Items listed in a dataset

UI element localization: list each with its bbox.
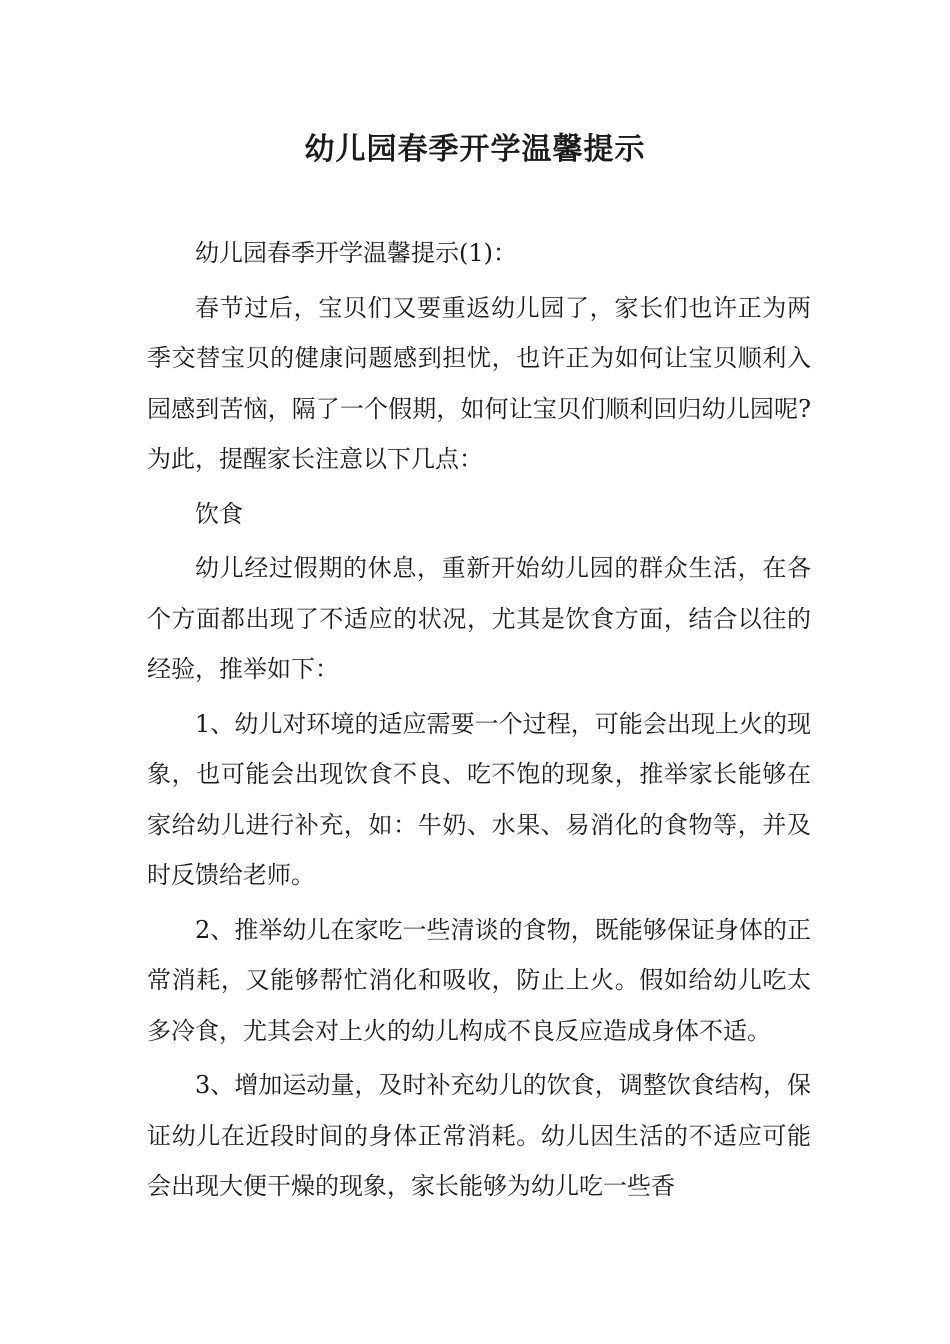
paragraph-item-1: 1、幼儿对环境的适应需要一个过程，可能会出现上火的现象，也可能会出现饮食不良、吃不饱的现象，推举家长能够在家给幼儿进行补充，如：牛奶、水果、易消化的食物等，并及时反馈给老师。 [147, 709, 811, 889]
document-body [147, 228, 811, 1216]
paragraph-diet-overview: 幼儿经过假期的休息，重新开始幼儿园的群众生活，在各个方面都出现了不适应的状况，尤其是饮食方面，结合以往的经验，推举如下： [147, 554, 811, 683]
paragraph-intro-heading: 幼儿园春季开学温馨提示(1)： [195, 239, 517, 267]
document-title: 幼儿园春季开学温馨提示 [304, 132, 646, 167]
paragraph-item-2: 2、推举幼儿在家吃一些清谈的食物，既能够保证身体的正常消耗，又能够帮忙消化和吸收，防止上火。假如给幼儿吃太多冷食，尤其会对上火的幼儿构成不良反应造成身体不适。 [147, 915, 811, 1045]
paragraph-intro: 春节过后，宝贝们又要重返幼儿园了，家长们也许正为两季交替宝贝的健康问题感到担忧，也许正为如何让宝贝顺利入园感到苦恼，隔了一个假期，如何让宝贝们顺利回归幼儿园呢?为此，提醒家长注意以下几点： [147, 293, 811, 473]
paragraph-item-3: 3、增加运动量，及时补充幼儿的饮食，调整饮食结构，保证幼儿在近段时间的身体正常消耗。幼儿因生活的不适应可能会出现大便干燥的现象，家长能够为幼儿吃一些香 [147, 1071, 811, 1200]
section-heading-diet: 饮食 [195, 499, 243, 528]
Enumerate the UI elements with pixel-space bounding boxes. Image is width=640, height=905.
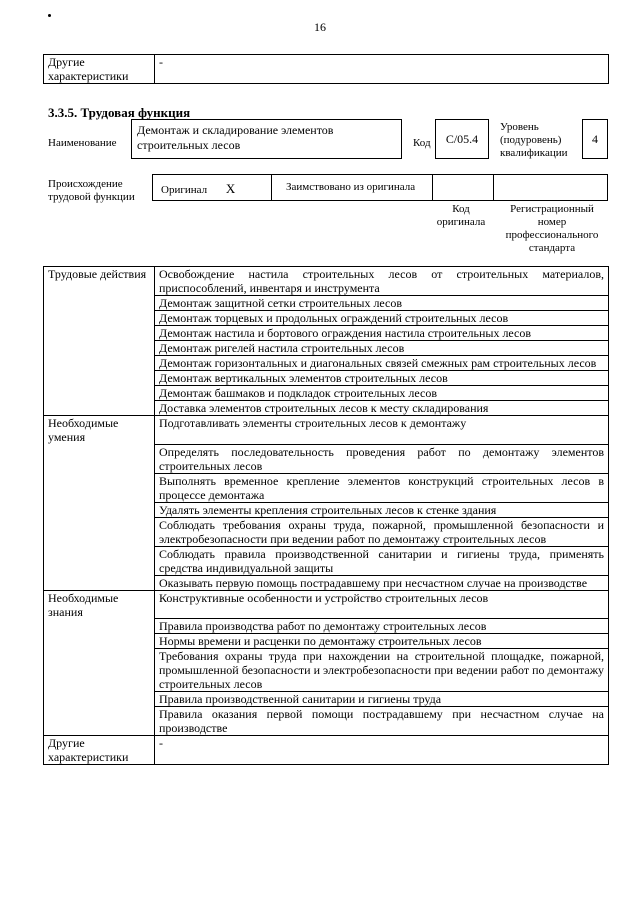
other-characteristics-value: - [155,736,609,765]
required-skills-row [44,473,609,502]
labor-actions-item: Демонтаж башмаков и подкладок строительных лесов [155,386,609,401]
level-box: 4 [582,119,608,159]
function-code-box: C/05.4 [435,119,489,159]
original-mark: X [225,181,236,196]
labor-actions-item: Демонтаж торцевых и продольных ограждений строительных лесов [155,311,609,326]
labor-function-table [43,266,609,765]
required-knowledge-item: Правила оказания первой помощи пострадавшему при несчастном случае на производстве [155,707,609,736]
origin-borrowed-cell: Заимствовано из оригинала [271,174,433,201]
code-label: Код [413,137,431,149]
required-skills-row [44,444,609,473]
labor-actions-row [44,371,609,386]
labor-actions-label-cell [44,326,155,341]
required-skills-row [44,546,609,575]
required-knowledge-label-cell: Необходимые знания [44,590,155,619]
required-knowledge-item: Нормы времени и расценки по демонтажу строительных лесов [155,634,609,649]
required-skills-row [44,517,609,546]
required-skills-label-cell [44,473,155,502]
required-skills-item: Определять последовательность проведения работ по демонтажу элементов строительных лесов [155,444,609,473]
labor-actions-label-cell [44,386,155,401]
labor-actions-row [44,401,609,416]
required-skills-item: Удалять элементы крепления строительных лесов к стенке здания [155,502,609,517]
labor-actions-label-cell [44,401,155,416]
required-skills-item: Подготавливать элементы строительных лесов к демонтажу [155,416,609,445]
other-characteristics-row [44,736,609,765]
origin-code-cell [432,174,494,201]
labor-actions-label-cell [44,296,155,311]
code-original-caption: Код оригинала [436,203,486,228]
labor-actions-item: Демонтаж настила и бортового ограждения настила строительных лесов [155,326,609,341]
required-knowledge-row [44,707,609,736]
labor-actions-label-cell [44,356,155,371]
labor-actions-label-cell [44,371,155,386]
top-other-characteristics-table [43,54,609,84]
labor-actions-item: Демонтаж горизонтальных и диагональных связей смежных рам строительных лесов [155,356,609,371]
required-skills-label-cell [44,517,155,546]
top-other-label: Другие характеристики [44,55,155,84]
required-skills-label-cell [44,502,155,517]
required-knowledge-label-cell [44,634,155,649]
required-skills-row [44,575,609,590]
labor-actions-item: Демонтаж вертикальных элементов строительных лесов [155,371,609,386]
labor-actions-item: Освобождение настила строительных лесов от строительных материалов, приспособлений, инвентаря и инструмента [155,267,609,296]
required-knowledge-item: Конструктивные особенности и устройство строительных лесов [155,590,609,619]
labor-actions-label-cell [44,341,155,356]
required-skills-item: Выполнять временное крепление элементов конструкций строительных лесов в процессе демонтажа [155,473,609,502]
required-skills-row [44,416,609,445]
required-knowledge-row [44,619,609,634]
origin-label: Происхождение трудовой функции [48,178,135,203]
required-skills-label-cell [44,444,155,473]
top-other-value: - [155,55,609,84]
required-knowledge-label-cell [44,692,155,707]
labor-actions-row [44,267,609,296]
required-knowledge-label-cell [44,707,155,736]
required-knowledge-label-cell [44,619,155,634]
required-skills-row [44,502,609,517]
required-skills-label-cell: Необходимые умения [44,416,155,445]
required-skills-item: Соблюдать требования охраны труда, пожарной, промышленной безопасности и электробезопасности при ведении работ по демонтажу строительных лесов [155,517,609,546]
labor-actions-row [44,341,609,356]
origin-reg-cell [493,174,608,201]
labor-actions-label-cell [44,311,155,326]
labor-actions-row [44,386,609,401]
function-name-box: Демонтаж и складирование элементов строительных лесов [131,119,402,159]
required-skills-item: Оказывать первую помощь пострадавшему при несчастном случае на производстве [155,575,609,590]
labor-actions-label-cell: Трудовые действия [44,267,155,296]
origin-original-cell [152,174,272,201]
required-knowledge-row [44,692,609,707]
required-knowledge-item: Правила производства работ по демонтажу строительных лесов [155,619,609,634]
labor-actions-item: Демонтаж защитной сетки строительных лесов [155,296,609,311]
required-skills-label-cell [44,546,155,575]
required-knowledge-label-cell [44,649,155,692]
required-skills-label-cell [44,575,155,590]
required-knowledge-row [44,590,609,619]
required-knowledge-item: Требования охраны труда при нахождении на строительной площадке, пожарной, промышленной безопасности и электробезопасности при ведении работ по демонтажу строительных лесов [155,649,609,692]
reg-number-caption: Регистрационный номер профессионального стандарта [505,203,599,254]
name-label: Наименование [48,137,117,149]
origin-row [152,174,608,201]
level-label-text: Уровень (подуровень) квалификации [500,121,568,159]
page-number: 16 [314,20,326,34]
original-label: Оригинал [161,184,208,196]
required-knowledge-row [44,649,609,692]
required-knowledge-row [44,634,609,649]
level-label [500,121,576,160]
required-skills-item: Соблюдать правила производственной санитарии и гигиены труда, применять средства индивидуальной защиты [155,546,609,575]
labor-actions-row [44,296,609,311]
labor-actions-item: Доставка элементов строительных лесов к месту складирования [155,401,609,416]
required-knowledge-item: Правила производственной санитарии и гигиены труда [155,692,609,707]
labor-actions-item: Демонтаж ригелей настила строительных лесов [155,341,609,356]
section-title: 3.3.5. Трудовая функция [48,105,191,120]
scan-dot [48,14,51,17]
labor-actions-row [44,311,609,326]
labor-actions-row [44,326,609,341]
labor-actions-row [44,356,609,371]
other-characteristics-label: Другие характеристики [44,736,155,765]
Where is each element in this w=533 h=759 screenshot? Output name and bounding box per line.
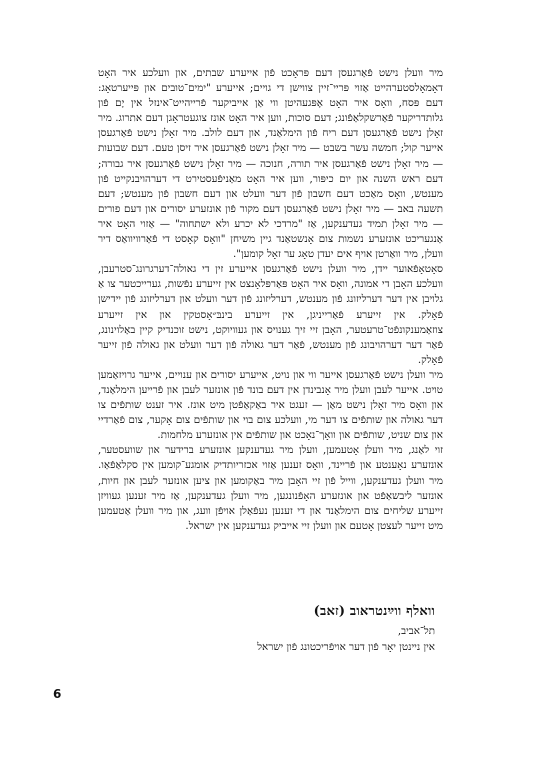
closing-place: תל־אביב, (397, 625, 435, 637)
paragraph-3: מיר וועלן נישט פֿאַרגעסן אייער ווי און נויט, אייערע יסורים און ענויים, אייער גרויזאַמען טויט. אייער לעבן וועלן מיר אָנבינדן אין דעם בונד פֿון אונזער לעבן און פֿרייען הימלאַנד, און וואָס מיר זאָלן נישט מאַן — זעגט איר באַקאַפֿטן מיט אונז. איר זענט שותפֿים צו דער גאולה און שותפֿים צו דער מי, וועלכע צום בוי און שותפֿים צום אָקער, צום פֿאַרדיי און צום שניט, שותפֿים און וואָך־נאָכט און שותפֿים אין אונזערע מלחמות. (98, 368, 443, 442)
paragraph-4: זוי לאַנג, מיר וועלן אָטעמען, וועלן מיר געדענקען אונזערע ברידער און שוועסטער, אונזערע נאָענטע און פֿריינד, וואָס זענען אַזוי אכזריותדיק אומגע־קומען אין סקלאַפֿאַו. מיר וועלן געדענקען, ווייל פֿון זיי האָבן מיר באַקומען און ציען אונזער לעבן און חיות, אונזער ליבשאַפֿט און אונזערע האָפֿנונגען, מיר וועלן געדענקען, אַז מיר זענען געוויזן זייערע שליחים צום הימלאַנד און די זענען נעפֿאַלן אויפֿן וועג, און מיר וועלן אַטעמען מיט זייער לעצטן אָטעם און וועלן זיי אייביק געדענקען אין ישראל. (98, 444, 443, 532)
closing-date: אין ניינטן יאָר פֿון דער אויפֿריכטונג פֿון ישראל (257, 640, 435, 653)
author-signature: וואלף ווײַנטראוב (זאב) (313, 604, 435, 619)
page-number: 6 (53, 687, 62, 701)
closing-block (257, 624, 435, 655)
paragraph-2: סאָטאָפֿאוער יידן, מיר וועלן נישט פֿאַרגעסן אייערע זין די גאולה־דערגרונג־סטרעבן, וועלכע האָבן די אמונה, וואָס איר האָט פּאַרפּלאָנצט אין זייערע נפֿשות, גערייכטער צו אַ גלויבן אין דער דערליזונג פֿון מענטש, דערליזונג פֿון דער וועלט און דערליזונג פֿון יידישן פֿאָלק. אין זייערע פֿאַרייניגן, אין זייערע בינבּ״אָסטקין און אין זייערע צוזאַמענקונפֿט־טרעטער, האָבן זיי זיך גענויס און געוויוקט, נישט זוכנדיק קיין באַלוינונג, פֿאַר דער דערהויבונג פֿון מענטש, פֿאַר דער גאולה פֿון דער וועלט און גאולה פֿון זייער פֿאָלק. (98, 263, 443, 366)
body-text (98, 66, 443, 534)
paragraph-1: מיר וועלן נישט פֿאַרגעסן דעם פּראָכט פֿון אייערע שבתים, און וועלכע איר האָט דאָמאָלסטערהייט אַזוי פּריי־זיין צווישן די גויים; אייערע "ימים־טובים און פּייערטאָג: דעם פּסח, וואָס איר האָט אָפּגעהיטן ווי אַן אייביקער פֿרייהייט־אינזל אין יָם פֿון גלותדריקער פֿאַרשקלאַפֿונג; דעם סוכות, ווען איר האָט אונז צוגעטראָגן דעם אתרוג. מיר זאָלן נישט פֿאַרגעסן דעם ריח פֿון הימלאַנד, און דעם לולב. מיר זאָלן נישט פֿאַרגעסן אייער קול; חמשה עשר בשבט — מיר זאָלן נישט פֿאַרגעסן איר זיסן טעם. דעם שבועות — מיר זאָלן נישט פֿאַרגעסן איר תורה, חנוכה — מיר זאָלן נישט פֿאַרגעסן איר גבורה; דעם ראש השנה און יום כיפּור, ווען איר האָט מאַניפֿעסטירט די דערהויבנקייט פֿון מענטש, וואָס מאַכט דעם חשבון פֿון דער וועלט און דעם חשבון פֿון מענטש; דעם תשעה באב — מיר זאָלן נישט פֿאַרגעסן דעם מקור פֿון אונזערע יסורים און דעם פורים — מיר זאָלן תמיד געדענקען, אַז "מרדכי לא יכרע ולא ישתחוה" — אַזוי האָט איר אַנגעריכט אונזערע נשמות צום אָנשטאַנד גיין משיחן "וואָס קאָסט די פֿאַרוויוואַס דיר וועלן, מיר וואַרטן אויף אים יעדן טאָג ער זאָל קומען". (98, 67, 443, 261)
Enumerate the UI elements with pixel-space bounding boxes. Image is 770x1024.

## EXERCISE
Please copy every line of the records from the one containing "closing-place: תל־אביב, (397, 625, 435, 637)" down to the one containing "closing-block (257, 624, 435, 655)", keeping each identical.

## RESPONSE
closing-place: תל־אביב, (397, 625, 435, 637)
paragraph-3: מיר וועלן נישט פֿאַרגעסן אייער ווי און נויט, אייערע יסורים און ענויים, אייער גרויזאַמען טויט. אייער לעבן וועלן מיר אָנבינדן אין דעם בונד פֿון אונזער לעבן און פֿרייען הימלאַנד, און וואָס מיר זאָלן נישט מאַן — זעגט איר באַקאַפֿטן מיט אונז. איר זענט שותפֿים צו דער גאולה און שותפֿים צו דער מי, וועלכע צום בוי און שותפֿים צום אָקער, צום פֿאַרדיי און צום שניט, שותפֿים און וואָך־נאָכט און שותפֿים אין אונזערע מלחמות. (98, 368, 443, 442)
paragraph-4: זוי לאַנג, מיר וועלן אָטעמען, וועלן מיר געדענקען אונזערע ברידער און שוועסטער, אונזערע נאָענטע און פֿריינד, וואָס זענען אַזוי אכזריותדיק אומגע־קומען אין סקלאַפֿאַו. מיר וועלן געדענקען, ווייל פֿון זיי האָבן מיר באַקומען און ציען אונזער לעבן און חיות, אונזער ליבשאַפֿט און אונזערע האָפֿנונגען, מיר וועלן געדענקען, אַז מיר זענען געוויזן זייערע שליחים צום הימלאַנד און די זענען נעפֿאַלן אויפֿן וועג, און מיר וועלן אַטעמען מיט זייער לעצטן אָטעם און וועלן זיי אייביק געדענקען אין ישראל. (98, 444, 443, 532)
closing-date: אין ניינטן יאָר פֿון דער אויפֿריכטונג פֿון ישראל (257, 640, 435, 653)
author-signature: וואלף ווײַנטראוב (זאב) (313, 604, 435, 619)
page-number: 6 (53, 687, 62, 701)
closing-block (257, 624, 435, 655)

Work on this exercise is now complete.